[BEGIN Entries]

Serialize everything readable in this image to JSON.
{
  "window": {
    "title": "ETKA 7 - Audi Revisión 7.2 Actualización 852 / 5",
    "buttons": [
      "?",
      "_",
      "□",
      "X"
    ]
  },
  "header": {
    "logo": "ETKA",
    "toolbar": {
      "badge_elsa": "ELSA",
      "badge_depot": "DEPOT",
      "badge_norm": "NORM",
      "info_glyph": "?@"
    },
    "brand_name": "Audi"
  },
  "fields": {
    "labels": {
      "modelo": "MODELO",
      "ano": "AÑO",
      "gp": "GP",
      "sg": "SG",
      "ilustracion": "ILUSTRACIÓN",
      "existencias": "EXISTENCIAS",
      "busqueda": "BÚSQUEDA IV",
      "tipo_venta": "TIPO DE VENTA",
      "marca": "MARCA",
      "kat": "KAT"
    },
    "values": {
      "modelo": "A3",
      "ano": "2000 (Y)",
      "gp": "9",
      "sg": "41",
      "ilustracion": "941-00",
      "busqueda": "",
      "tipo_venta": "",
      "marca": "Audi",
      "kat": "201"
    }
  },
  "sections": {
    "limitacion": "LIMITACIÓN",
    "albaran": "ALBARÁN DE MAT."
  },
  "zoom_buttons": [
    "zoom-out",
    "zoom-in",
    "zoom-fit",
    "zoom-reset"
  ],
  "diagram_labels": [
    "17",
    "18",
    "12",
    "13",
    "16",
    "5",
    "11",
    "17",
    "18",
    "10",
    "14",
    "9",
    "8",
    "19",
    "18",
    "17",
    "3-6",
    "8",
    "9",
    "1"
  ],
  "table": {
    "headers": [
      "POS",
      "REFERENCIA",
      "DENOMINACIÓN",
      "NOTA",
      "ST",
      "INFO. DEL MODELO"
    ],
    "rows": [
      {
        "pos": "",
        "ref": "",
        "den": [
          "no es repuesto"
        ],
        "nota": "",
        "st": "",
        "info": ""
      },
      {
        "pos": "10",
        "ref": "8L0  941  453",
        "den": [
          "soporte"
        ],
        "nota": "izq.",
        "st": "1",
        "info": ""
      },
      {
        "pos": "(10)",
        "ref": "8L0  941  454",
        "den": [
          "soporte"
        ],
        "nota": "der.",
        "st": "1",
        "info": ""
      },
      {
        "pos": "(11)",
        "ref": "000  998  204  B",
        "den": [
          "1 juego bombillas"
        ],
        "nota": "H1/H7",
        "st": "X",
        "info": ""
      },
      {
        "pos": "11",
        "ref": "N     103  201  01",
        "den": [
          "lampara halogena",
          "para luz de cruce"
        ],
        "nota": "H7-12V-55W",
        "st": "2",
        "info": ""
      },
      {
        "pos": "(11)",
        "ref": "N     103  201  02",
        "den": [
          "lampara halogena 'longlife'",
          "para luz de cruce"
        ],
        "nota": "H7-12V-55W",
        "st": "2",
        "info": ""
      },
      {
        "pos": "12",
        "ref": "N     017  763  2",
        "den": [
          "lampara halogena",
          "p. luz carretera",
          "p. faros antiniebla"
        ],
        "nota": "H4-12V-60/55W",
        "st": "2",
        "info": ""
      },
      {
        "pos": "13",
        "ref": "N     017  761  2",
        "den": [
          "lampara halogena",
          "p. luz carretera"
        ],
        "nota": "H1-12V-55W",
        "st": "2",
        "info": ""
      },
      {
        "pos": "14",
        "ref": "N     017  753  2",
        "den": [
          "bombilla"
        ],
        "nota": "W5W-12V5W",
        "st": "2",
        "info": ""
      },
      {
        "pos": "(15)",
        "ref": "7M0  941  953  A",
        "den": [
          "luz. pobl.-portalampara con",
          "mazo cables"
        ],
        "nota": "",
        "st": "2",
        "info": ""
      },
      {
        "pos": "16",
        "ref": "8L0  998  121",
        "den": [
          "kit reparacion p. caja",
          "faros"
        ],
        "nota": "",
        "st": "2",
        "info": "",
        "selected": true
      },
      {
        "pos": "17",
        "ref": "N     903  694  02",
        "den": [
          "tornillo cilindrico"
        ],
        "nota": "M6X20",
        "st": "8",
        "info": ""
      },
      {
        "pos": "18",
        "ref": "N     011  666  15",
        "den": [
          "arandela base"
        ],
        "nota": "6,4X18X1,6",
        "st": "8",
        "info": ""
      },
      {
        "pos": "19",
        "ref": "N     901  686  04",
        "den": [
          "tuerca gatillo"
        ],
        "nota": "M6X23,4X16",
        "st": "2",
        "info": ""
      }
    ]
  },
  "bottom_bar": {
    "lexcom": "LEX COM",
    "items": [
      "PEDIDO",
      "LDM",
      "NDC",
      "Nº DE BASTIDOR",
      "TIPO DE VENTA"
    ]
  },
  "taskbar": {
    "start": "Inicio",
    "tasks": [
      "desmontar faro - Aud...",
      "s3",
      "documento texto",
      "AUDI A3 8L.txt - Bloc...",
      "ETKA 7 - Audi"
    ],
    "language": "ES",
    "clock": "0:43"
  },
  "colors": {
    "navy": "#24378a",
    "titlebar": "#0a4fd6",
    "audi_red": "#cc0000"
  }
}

[END Entries]

Given instruction:
The entries above must be returned in full, exactly as shown.

Completed exercise:
Serialize everything readable in this image to JSON.
{
  "window": {
    "title": "ETKA 7 - Audi Revisión 7.2 Actualización 852 / 5",
    "buttons": [
      "?",
      "_",
      "□",
      "X"
    ]
  },
  "header": {
    "logo": "ETKA",
    "toolbar": {
      "badge_elsa": "ELSA",
      "badge_depot": "DEPOT",
      "badge_norm": "NORM",
      "info_glyph": "?@"
    },
    "brand_name": "Audi"
  },
  "fields": {
    "labels": {
      "modelo": "MODELO",
      "ano": "AÑO",
      "gp": "GP",
      "sg": "SG",
      "ilustracion": "ILUSTRACIÓN",
      "existencias": "EXISTENCIAS",
      "busqueda": "BÚSQUEDA IV",
      "tipo_venta": "TIPO DE VENTA",
      "marca": "MARCA",
      "kat": "KAT"
    },
    "values": {
      "modelo": "A3",
      "ano": "2000 (Y)",
      "gp": "9",
      "sg": "41",
      "ilustracion": "941-00",
      "busqueda": "",
      "tipo_venta": "",
      "marca": "Audi",
      "kat": "201"
    }
  },
  "sections": {
    "limitacion": "LIMITACIÓN",
    "albaran": "ALBARÁN DE MAT."
  },
  "zoom_buttons": [
    "zoom-out",
    "zoom-in",
    "zoom-fit",
    "zoom-reset"
  ],
  "diagram_labels": [
    "17",
    "18",
    "12",
    "13",
    "16",
    "5",
    "11",
    "17",
    "18",
    "10",
    "14",
    "9",
    "8",
    "19",
    "18",
    "17",
    "3-6",
    "8",
    "9",
    "1"
  ],
  "table": {
    "headers": [
      "POS",
      "REFERENCIA",
      "DENOMINACIÓN",
      "NOTA",
      "ST",
      "INFO. DEL MODELO"
    ],
    "rows": [
      {
        "pos": "",
        "ref": "",
        "den": [
          "no es repuesto"
        ],
        "nota": "",
        "st": "",
        "info": ""
      },
      {
        "pos": "10",
        "ref": "8L0  941  453",
        "den": [
          "soporte"
        ],
        "nota": "izq.",
        "st": "1",
        "info": ""
      },
      {
        "pos": "(10)",
        "ref": "8L0  941  454",
        "den": [
          "soporte"
        ],
        "nota": "der.",
        "st": "1",
        "info": ""
      },
      {
        "pos": "(11)",
        "ref": "000  998  204  B",
        "den": [
          "1 juego bombillas"
        ],
        "nota": "H1/H7",
        "st": "X",
        "info": ""
      },
      {
        "pos": "11",
        "ref": "N     103  201  01",
        "den": [
          "lampara halogena",
          "para luz de cruce"
        ],
        "nota": "H7-12V-55W",
        "st": "2",
        "info": ""
      },
      {
        "pos": "(11)",
        "ref": "N     103  201  02",
        "den": [
          "lampara halogena 'longlife'",
          "para luz de cruce"
        ],
        "nota": "H7-12V-55W",
        "st": "2",
        "info": ""
      },
      {
        "pos": "12",
        "ref": "N     017  763  2",
        "den": [
          "lampara halogena",
          "p. luz carretera",
          "p. faros antiniebla"
        ],
        "nota": "H4-12V-60/55W",
        "st": "2",
        "info": ""
      },
      {
        "pos": "13",
        "ref": "N     017  761  2",
        "den": [
          "lampara halogena",
          "p. luz carretera"
        ],
        "nota": "H1-12V-55W",
        "st": "2",
        "info": ""
      },
      {
        "pos": "14",
        "ref": "N     017  753  2",
        "den": [
          "bombilla"
        ],
        "nota": "W5W-12V5W",
        "st": "2",
        "info": ""
      },
      {
        "pos": "(15)",
        "ref": "7M0  941  953  A",
        "den": [
          "luz. pobl.-portalampara con",
          "mazo cables"
        ],
        "nota": "",
        "st": "2",
        "info": ""
      },
      {
        "pos": "16",
        "ref": "8L0  998  121",
        "den": [
          "kit reparacion p. caja",
          "faros"
        ],
        "nota": "",
        "st": "2",
        "info": "",
        "selected": true
      },
      {
        "pos": "17",
        "ref": "N     903  694  02",
        "den": [
          "tornillo cilindrico"
        ],
        "nota": "M6X20",
        "st": "8",
        "info": ""
      },
      {
        "pos": "18",
        "ref": "N     011  666  15",
        "den": [
          "arandela base"
        ],
        "nota": "6,4X18X1,6",
        "st": "8",
        "info": ""
      },
      {
        "pos": "19",
        "ref": "N     901  686  04",
        "den": [
          "tuerca gatillo"
        ],
        "nota": "M6X23,4X16",
        "st": "2",
        "info": ""
      }
    ]
  },
  "bottom_bar": {
    "lexcom": "LEX COM",
    "items": [
      "PEDIDO",
      "LDM",
      "NDC",
      "Nº DE BASTIDOR",
      "TIPO DE VENTA"
    ]
  },
  "taskbar": {
    "start": "Inicio",
    "tasks": [
      "desmontar faro - Aud...",
      "s3",
      "documento texto",
      "AUDI A3 8L.txt - Bloc...",
      "ETKA 7 - Audi"
    ],
    "language": "ES",
    "clock": "0:43"
  },
  "colors": {
    "navy": "#24378a",
    "titlebar": "#0a4fd6",
    "audi_red": "#cc0000"
  }
}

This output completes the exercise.